# [DATA IN THIS EXERCISE]
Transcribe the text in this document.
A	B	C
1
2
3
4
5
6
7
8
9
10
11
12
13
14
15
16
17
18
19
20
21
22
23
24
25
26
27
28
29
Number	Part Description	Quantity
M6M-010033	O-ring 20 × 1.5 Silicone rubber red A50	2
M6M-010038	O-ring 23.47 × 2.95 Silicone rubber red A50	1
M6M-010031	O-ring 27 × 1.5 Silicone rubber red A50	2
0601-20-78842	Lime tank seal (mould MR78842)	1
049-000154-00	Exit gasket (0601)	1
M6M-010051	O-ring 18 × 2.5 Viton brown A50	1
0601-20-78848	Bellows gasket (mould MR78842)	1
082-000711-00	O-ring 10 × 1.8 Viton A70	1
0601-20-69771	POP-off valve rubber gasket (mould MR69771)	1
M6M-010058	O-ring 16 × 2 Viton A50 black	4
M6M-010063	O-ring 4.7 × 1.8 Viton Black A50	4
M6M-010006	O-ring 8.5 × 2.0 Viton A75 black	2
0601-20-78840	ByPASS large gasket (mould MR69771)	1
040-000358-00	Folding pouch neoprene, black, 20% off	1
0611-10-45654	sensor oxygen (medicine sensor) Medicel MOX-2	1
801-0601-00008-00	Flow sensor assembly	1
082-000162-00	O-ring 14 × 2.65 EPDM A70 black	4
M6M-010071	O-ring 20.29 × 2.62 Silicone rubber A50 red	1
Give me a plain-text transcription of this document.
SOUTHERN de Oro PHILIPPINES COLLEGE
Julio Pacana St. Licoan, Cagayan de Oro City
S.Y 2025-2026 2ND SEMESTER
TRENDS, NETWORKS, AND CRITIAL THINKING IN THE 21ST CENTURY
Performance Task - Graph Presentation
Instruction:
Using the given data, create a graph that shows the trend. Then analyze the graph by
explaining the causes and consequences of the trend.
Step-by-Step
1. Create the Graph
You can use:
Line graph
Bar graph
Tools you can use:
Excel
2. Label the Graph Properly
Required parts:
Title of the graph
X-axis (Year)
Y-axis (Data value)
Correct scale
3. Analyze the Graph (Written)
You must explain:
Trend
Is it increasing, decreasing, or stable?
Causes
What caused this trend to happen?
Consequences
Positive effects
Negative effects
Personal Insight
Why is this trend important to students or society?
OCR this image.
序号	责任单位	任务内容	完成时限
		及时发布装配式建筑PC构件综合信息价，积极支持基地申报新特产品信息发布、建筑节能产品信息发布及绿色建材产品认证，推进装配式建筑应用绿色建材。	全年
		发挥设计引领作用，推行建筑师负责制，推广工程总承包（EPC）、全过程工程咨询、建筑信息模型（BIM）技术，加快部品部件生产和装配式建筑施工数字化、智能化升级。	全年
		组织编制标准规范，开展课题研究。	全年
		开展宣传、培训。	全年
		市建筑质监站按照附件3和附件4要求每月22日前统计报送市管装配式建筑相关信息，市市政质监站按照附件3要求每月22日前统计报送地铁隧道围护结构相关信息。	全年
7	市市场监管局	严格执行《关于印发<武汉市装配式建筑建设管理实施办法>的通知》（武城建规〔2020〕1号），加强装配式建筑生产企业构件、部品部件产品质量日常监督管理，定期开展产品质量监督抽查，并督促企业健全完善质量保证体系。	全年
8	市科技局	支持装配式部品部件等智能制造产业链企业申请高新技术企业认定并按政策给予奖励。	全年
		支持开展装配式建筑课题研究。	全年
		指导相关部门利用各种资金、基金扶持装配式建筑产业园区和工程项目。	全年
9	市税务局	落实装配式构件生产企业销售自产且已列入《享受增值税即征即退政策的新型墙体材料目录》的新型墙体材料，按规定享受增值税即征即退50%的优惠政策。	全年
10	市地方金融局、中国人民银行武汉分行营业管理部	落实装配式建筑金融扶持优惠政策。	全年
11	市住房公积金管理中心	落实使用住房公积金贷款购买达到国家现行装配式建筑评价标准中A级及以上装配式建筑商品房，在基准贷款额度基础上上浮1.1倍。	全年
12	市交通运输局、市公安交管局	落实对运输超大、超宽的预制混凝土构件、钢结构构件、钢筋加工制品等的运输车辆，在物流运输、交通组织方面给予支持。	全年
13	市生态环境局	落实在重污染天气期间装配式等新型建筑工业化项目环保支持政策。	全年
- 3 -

# [WHAT IS BEING ASKED]
Copy out each line of the records that holds the string "Viton".

# [RESPONSE TO THIS TASK]
M6M-010051	O-ring 18 × 2.5 Viton brown A50	1
082-000711-00	O-ring 10 × 1.8 Viton A70	1
M6M-010058	O-ring 16 × 2 Viton A50 black	4
M6M-010063	O-ring 4.7 × 1.8 Viton Black A50	4
M6M-010006	O-ring 8.5 × 2.0 Viton A75 black	2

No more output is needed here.